Figure contents as structured data
━━━━━━━━━━━━━━━━

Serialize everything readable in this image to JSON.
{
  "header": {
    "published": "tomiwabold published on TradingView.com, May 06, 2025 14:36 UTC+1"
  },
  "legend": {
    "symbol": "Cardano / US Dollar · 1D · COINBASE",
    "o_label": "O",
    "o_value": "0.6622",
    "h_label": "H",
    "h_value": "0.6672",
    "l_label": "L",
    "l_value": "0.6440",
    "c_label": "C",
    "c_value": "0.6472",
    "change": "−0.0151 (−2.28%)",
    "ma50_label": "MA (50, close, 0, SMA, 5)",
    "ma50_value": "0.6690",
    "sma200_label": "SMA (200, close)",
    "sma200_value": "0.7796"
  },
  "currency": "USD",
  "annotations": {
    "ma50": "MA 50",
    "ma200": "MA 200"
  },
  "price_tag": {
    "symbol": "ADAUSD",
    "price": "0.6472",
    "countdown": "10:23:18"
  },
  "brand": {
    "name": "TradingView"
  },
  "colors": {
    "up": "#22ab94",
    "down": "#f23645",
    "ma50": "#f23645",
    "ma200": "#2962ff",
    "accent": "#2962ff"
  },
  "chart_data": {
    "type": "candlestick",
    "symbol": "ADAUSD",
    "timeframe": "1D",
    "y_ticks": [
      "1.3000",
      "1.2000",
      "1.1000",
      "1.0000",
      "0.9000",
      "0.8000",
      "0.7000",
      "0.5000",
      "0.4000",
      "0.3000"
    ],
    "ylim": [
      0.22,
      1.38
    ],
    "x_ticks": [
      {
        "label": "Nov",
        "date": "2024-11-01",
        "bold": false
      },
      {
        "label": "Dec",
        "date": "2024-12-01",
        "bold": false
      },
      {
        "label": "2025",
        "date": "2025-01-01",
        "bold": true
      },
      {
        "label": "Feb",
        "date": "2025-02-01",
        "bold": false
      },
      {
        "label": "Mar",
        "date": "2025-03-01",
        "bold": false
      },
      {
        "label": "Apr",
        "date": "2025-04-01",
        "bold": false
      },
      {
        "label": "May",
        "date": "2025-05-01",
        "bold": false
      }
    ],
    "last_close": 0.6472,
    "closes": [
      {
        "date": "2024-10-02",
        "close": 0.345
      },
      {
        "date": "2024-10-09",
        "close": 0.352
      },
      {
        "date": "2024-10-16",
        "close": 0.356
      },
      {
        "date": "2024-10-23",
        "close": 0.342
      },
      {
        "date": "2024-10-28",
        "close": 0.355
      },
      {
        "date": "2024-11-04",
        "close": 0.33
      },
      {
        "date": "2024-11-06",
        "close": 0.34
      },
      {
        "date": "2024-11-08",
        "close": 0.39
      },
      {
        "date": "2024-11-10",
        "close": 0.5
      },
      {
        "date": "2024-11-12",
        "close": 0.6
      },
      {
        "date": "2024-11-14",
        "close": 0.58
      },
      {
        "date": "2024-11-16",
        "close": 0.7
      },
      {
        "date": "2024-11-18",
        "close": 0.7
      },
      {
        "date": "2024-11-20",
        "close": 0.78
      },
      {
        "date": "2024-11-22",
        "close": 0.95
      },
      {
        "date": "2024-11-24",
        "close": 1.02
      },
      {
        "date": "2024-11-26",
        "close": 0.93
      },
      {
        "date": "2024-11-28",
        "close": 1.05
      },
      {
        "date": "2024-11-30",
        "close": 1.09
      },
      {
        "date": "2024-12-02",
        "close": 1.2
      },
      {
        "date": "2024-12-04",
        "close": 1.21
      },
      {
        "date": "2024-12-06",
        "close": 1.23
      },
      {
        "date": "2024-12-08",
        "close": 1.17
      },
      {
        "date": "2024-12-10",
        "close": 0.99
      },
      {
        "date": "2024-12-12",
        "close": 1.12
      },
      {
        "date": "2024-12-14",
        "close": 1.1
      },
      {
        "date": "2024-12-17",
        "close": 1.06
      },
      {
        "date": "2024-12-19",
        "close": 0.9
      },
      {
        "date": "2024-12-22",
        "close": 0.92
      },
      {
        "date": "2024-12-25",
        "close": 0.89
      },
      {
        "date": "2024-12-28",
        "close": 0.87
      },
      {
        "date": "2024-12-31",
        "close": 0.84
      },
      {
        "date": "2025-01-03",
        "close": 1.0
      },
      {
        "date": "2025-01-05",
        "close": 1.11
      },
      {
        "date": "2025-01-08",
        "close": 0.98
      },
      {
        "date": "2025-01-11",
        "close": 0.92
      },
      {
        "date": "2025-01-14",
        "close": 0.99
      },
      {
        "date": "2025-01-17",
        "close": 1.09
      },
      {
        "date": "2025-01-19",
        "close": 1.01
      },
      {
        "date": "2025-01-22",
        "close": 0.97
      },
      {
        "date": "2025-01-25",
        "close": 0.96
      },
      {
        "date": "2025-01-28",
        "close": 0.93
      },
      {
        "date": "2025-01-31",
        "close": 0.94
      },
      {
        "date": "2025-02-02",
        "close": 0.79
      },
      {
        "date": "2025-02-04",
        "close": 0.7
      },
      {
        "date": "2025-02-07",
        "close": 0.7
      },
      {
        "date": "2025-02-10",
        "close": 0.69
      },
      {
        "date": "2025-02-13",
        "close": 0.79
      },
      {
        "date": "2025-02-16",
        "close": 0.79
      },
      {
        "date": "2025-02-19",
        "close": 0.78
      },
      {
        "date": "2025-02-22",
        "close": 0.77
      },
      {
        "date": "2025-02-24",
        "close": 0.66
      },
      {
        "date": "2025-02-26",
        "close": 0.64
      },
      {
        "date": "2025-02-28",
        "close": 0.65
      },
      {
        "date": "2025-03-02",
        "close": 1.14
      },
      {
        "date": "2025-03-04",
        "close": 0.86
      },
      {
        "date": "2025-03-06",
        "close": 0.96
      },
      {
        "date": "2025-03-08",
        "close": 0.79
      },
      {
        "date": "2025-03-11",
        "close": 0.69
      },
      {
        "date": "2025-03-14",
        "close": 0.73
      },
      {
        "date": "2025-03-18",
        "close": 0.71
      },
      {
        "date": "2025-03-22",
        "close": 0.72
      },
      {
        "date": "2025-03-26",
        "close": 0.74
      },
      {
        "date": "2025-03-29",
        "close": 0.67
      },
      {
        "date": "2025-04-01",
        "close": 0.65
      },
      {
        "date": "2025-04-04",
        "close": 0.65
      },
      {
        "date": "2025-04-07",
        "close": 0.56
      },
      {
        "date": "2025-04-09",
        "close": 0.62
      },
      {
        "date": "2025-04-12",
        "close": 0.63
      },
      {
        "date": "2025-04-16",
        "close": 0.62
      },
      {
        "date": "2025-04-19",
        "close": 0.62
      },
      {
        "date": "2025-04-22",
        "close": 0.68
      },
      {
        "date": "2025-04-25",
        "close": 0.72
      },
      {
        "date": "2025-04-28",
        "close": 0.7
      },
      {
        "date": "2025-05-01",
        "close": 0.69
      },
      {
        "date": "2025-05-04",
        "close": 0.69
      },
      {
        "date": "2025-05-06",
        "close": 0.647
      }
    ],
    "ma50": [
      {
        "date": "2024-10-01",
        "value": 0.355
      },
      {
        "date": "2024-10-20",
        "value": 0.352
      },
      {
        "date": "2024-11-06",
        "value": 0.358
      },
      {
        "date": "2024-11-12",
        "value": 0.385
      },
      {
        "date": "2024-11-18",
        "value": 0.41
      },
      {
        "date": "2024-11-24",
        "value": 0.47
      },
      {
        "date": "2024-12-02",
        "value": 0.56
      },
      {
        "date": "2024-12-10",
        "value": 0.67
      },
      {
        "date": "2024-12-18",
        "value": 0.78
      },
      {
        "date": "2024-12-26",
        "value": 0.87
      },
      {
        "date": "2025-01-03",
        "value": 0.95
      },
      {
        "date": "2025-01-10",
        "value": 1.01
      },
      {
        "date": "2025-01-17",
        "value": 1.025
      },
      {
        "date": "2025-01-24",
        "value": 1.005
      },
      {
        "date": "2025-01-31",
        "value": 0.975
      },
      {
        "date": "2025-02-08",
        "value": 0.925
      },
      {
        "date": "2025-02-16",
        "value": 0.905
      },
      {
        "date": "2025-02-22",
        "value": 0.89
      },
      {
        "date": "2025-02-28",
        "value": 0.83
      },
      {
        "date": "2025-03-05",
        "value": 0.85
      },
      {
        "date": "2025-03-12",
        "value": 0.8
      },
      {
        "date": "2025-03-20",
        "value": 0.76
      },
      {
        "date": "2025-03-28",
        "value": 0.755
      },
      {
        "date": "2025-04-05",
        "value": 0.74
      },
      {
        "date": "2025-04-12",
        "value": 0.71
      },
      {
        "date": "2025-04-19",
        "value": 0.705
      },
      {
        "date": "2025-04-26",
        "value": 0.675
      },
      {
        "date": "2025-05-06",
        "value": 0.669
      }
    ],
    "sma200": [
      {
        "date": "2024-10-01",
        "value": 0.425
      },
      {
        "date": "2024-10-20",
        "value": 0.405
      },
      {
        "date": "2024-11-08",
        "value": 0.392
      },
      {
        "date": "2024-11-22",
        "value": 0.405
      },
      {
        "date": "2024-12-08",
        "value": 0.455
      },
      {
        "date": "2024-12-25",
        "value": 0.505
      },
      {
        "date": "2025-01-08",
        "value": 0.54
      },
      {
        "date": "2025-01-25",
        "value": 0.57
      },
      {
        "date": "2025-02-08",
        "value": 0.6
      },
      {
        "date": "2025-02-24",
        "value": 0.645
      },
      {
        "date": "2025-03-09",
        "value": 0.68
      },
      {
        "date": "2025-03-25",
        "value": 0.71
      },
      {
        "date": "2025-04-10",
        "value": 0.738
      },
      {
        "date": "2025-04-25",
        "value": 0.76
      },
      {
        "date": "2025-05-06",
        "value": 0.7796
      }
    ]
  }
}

━━━━━━━━━━━━━━━━

▸ **Your goal**
Pull every line holding "TradingView" out of the records.

▸ **Answer to this problem**
    "published": "tomiwabold published on TradingView.com, May 06, 2025 14:36 UTC+1"
    "name": "TradingView"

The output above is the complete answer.